Brief: Write the data out again, exactly as given.
_____
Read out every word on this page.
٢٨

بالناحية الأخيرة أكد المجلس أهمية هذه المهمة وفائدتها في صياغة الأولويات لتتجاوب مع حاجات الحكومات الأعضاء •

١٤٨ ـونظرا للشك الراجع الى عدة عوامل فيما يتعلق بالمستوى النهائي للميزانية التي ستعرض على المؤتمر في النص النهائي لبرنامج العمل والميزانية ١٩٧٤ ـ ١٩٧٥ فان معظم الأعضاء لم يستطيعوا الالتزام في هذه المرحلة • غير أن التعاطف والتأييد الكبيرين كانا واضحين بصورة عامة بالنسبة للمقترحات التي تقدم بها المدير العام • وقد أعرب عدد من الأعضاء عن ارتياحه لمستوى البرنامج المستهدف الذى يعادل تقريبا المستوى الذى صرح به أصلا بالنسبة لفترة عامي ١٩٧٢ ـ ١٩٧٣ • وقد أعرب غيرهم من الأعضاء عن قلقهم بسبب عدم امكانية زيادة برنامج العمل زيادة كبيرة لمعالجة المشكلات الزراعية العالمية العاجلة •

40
_____
Task answer:
Read out every word on this page.
٢٨

بالناحية الأخيرة أكد المجلس أهمية هذه المهمة وفائدتها في صياغة الأولويات لتتجاوب مع حاجات الحكومات الأعضاء •

١٤٨ ـونظرا للشك الراجع الى عدة عوامل فيما يتعلق بالمستوى النهائي للميزانية التي ستعرض على المؤتمر في النص النهائي لبرنامج العمل والميزانية ١٩٧٤ ـ ١٩٧٥ فان معظم الأعضاء لم يستطيعوا الالتزام في هذه المرحلة • غير أن التعاطف والتأييد الكبيرين كانا واضحين بصورة عامة بالنسبة للمقترحات التي تقدم بها المدير العام • وقد أعرب عدد من الأعضاء عن ارتياحه لمستوى البرنامج المستهدف الذى يعادل تقريبا المستوى الذى صرح به أصلا بالنسبة لفترة عامي ١٩٧٢ ـ ١٩٧٣ • وقد أعرب غيرهم من الأعضاء عن قلقهم بسبب عدم امكانية زيادة برنامج العمل زيادة كبيرة لمعالجة المشكلات الزراعية العالمية العاجلة •

40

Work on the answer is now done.